**WORK TO BE COMPLETED:** Each record is to be printed again precisely as it reads.

>> START EXTRACTED DATA

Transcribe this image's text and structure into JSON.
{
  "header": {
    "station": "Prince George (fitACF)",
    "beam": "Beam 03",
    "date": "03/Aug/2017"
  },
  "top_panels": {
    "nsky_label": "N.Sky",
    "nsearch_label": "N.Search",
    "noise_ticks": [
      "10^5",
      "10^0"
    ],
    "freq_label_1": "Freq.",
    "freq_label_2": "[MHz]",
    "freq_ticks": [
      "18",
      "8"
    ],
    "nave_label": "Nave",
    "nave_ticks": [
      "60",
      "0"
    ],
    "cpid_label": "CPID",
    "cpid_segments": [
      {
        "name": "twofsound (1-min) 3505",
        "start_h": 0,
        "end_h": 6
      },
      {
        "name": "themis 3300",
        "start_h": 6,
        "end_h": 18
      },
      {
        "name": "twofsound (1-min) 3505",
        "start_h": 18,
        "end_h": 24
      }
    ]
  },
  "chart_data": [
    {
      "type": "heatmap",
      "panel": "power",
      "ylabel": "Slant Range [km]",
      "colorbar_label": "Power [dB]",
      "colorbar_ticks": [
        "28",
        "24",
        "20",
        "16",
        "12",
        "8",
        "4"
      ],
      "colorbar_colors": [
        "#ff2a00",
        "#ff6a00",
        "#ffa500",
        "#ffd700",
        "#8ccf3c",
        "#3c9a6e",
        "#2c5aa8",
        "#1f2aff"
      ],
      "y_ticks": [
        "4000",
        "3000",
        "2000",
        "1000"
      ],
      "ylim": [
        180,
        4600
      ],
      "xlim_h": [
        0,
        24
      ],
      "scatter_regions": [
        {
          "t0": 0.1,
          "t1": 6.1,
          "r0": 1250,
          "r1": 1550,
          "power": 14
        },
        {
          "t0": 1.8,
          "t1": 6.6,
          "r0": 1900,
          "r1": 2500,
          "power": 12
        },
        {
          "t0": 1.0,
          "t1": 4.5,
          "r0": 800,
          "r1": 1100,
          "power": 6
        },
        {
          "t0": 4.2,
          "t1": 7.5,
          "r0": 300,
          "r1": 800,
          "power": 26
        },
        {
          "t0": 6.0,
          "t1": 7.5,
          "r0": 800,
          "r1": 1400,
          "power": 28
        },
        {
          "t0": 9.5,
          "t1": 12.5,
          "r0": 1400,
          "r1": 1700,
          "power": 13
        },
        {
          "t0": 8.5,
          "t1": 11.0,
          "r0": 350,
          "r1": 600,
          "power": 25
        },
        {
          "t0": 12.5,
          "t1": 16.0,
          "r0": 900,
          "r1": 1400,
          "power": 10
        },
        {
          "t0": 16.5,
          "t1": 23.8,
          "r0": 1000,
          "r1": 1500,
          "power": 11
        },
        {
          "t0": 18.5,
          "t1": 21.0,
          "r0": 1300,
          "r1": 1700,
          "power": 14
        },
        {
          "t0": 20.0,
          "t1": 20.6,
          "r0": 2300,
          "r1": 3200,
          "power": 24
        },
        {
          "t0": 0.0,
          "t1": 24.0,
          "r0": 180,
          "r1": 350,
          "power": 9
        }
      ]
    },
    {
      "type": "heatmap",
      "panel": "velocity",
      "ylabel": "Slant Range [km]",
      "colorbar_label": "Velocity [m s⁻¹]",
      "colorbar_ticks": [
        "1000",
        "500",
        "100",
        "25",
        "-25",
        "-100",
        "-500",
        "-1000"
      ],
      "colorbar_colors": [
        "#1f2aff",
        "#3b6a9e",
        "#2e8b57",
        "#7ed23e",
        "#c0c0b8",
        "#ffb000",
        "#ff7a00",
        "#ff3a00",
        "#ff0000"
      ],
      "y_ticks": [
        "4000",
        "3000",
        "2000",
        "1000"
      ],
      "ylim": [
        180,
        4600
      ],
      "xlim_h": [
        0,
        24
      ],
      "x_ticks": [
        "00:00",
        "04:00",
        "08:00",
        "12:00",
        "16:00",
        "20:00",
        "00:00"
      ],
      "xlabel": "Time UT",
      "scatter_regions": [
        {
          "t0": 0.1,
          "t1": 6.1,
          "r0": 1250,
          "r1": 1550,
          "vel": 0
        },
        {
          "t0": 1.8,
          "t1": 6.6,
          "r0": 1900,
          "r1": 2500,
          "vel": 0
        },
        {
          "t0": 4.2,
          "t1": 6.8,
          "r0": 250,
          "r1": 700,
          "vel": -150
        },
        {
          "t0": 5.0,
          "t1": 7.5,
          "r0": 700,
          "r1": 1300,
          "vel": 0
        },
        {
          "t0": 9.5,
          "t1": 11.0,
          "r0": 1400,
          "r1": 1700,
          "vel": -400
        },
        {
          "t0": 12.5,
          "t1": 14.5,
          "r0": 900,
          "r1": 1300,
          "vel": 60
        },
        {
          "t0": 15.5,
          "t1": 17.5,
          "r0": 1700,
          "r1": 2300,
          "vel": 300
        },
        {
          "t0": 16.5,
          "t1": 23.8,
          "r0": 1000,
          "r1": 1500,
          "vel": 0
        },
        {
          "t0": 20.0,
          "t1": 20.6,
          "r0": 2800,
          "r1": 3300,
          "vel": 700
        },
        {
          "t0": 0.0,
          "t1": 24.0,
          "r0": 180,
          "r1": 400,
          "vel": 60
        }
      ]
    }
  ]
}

>> END EXTRACTED DATA

**TASK OUTPUT:**
Transcribe this image's text and structure into JSON.
{
  "header": {
    "station": "Prince George (fitACF)",
    "beam": "Beam 03",
    "date": "03/Aug/2017"
  },
  "top_panels": {
    "nsky_label": "N.Sky",
    "nsearch_label": "N.Search",
    "noise_ticks": [
      "10^5",
      "10^0"
    ],
    "freq_label_1": "Freq.",
    "freq_label_2": "[MHz]",
    "freq_ticks": [
      "18",
      "8"
    ],
    "nave_label": "Nave",
    "nave_ticks": [
      "60",
      "0"
    ],
    "cpid_label": "CPID",
    "cpid_segments": [
      {
        "name": "twofsound (1-min) 3505",
        "start_h": 0,
        "end_h": 6
      },
      {
        "name": "themis 3300",
        "start_h": 6,
        "end_h": 18
      },
      {
        "name": "twofsound (1-min) 3505",
        "start_h": 18,
        "end_h": 24
      }
    ]
  },
  "chart_data": [
    {
      "type": "heatmap",
      "panel": "power",
      "ylabel": "Slant Range [km]",
      "colorbar_label": "Power [dB]",
      "colorbar_ticks": [
        "28",
        "24",
        "20",
        "16",
        "12",
        "8",
        "4"
      ],
      "colorbar_colors": [
        "#ff2a00",
        "#ff6a00",
        "#ffa500",
        "#ffd700",
        "#8ccf3c",
        "#3c9a6e",
        "#2c5aa8",
        "#1f2aff"
      ],
      "y_ticks": [
        "4000",
        "3000",
        "2000",
        "1000"
      ],
      "ylim": [
        180,
        4600
      ],
      "xlim_h": [
        0,
        24
      ],
      "scatter_regions": [
        {
          "t0": 0.1,
          "t1": 6.1,
          "r0": 1250,
          "r1": 1550,
          "power": 14
        },
        {
          "t0": 1.8,
          "t1": 6.6,
          "r0": 1900,
          "r1": 2500,
          "power": 12
        },
        {
          "t0": 1.0,
          "t1": 4.5,
          "r0": 800,
          "r1": 1100,
          "power": 6
        },
        {
          "t0": 4.2,
          "t1": 7.5,
          "r0": 300,
          "r1": 800,
          "power": 26
        },
        {
          "t0": 6.0,
          "t1": 7.5,
          "r0": 800,
          "r1": 1400,
          "power": 28
        },
        {
          "t0": 9.5,
          "t1": 12.5,
          "r0": 1400,
          "r1": 1700,
          "power": 13
        },
        {
          "t0": 8.5,
          "t1": 11.0,
          "r0": 350,
          "r1": 600,
          "power": 25
        },
        {
          "t0": 12.5,
          "t1": 16.0,
          "r0": 900,
          "r1": 1400,
          "power": 10
        },
        {
          "t0": 16.5,
          "t1": 23.8,
          "r0": 1000,
          "r1": 1500,
          "power": 11
        },
        {
          "t0": 18.5,
          "t1": 21.0,
          "r0": 1300,
          "r1": 1700,
          "power": 14
        },
        {
          "t0": 20.0,
          "t1": 20.6,
          "r0": 2300,
          "r1": 3200,
          "power": 24
        },
        {
          "t0": 0.0,
          "t1": 24.0,
          "r0": 180,
          "r1": 350,
          "power": 9
        }
      ]
    },
    {
      "type": "heatmap",
      "panel": "velocity",
      "ylabel": "Slant Range [km]",
      "colorbar_label": "Velocity [m s⁻¹]",
      "colorbar_ticks": [
        "1000",
        "500",
        "100",
        "25",
        "-25",
        "-100",
        "-500",
        "-1000"
      ],
      "colorbar_colors": [
        "#1f2aff",
        "#3b6a9e",
        "#2e8b57",
        "#7ed23e",
        "#c0c0b8",
        "#ffb000",
        "#ff7a00",
        "#ff3a00",
        "#ff0000"
      ],
      "y_ticks": [
        "4000",
        "3000",
        "2000",
        "1000"
      ],
      "ylim": [
        180,
        4600
      ],
      "xlim_h": [
        0,
        24
      ],
      "x_ticks": [
        "00:00",
        "04:00",
        "08:00",
        "12:00",
        "16:00",
        "20:00",
        "00:00"
      ],
      "xlabel": "Time UT",
      "scatter_regions": [
        {
          "t0": 0.1,
          "t1": 6.1,
          "r0": 1250,
          "r1": 1550,
          "vel": 0
        },
        {
          "t0": 1.8,
          "t1": 6.6,
          "r0": 1900,
          "r1": 2500,
          "vel": 0
        },
        {
          "t0": 4.2,
          "t1": 6.8,
          "r0": 250,
          "r1": 700,
          "vel": -150
        },
        {
          "t0": 5.0,
          "t1": 7.5,
          "r0": 700,
          "r1": 1300,
          "vel": 0
        },
        {
          "t0": 9.5,
          "t1": 11.0,
          "r0": 1400,
          "r1": 1700,
          "vel": -400
        },
        {
          "t0": 12.5,
          "t1": 14.5,
          "r0": 900,
          "r1": 1300,
          "vel": 60
        },
        {
          "t0": 15.5,
          "t1": 17.5,
          "r0": 1700,
          "r1": 2300,
          "vel": 300
        },
        {
          "t0": 16.5,
          "t1": 23.8,
          "r0": 1000,
          "r1": 1500,
          "vel": 0
        },
        {
          "t0": 20.0,
          "t1": 20.6,
          "r0": 2800,
          "r1": 3300,
          "vel": 700
        },
        {
          "t0": 0.0,
          "t1": 24.0,
          "r0": 180,
          "r1": 400,
          "vel": 60
        }
      ]
    }
  ]
}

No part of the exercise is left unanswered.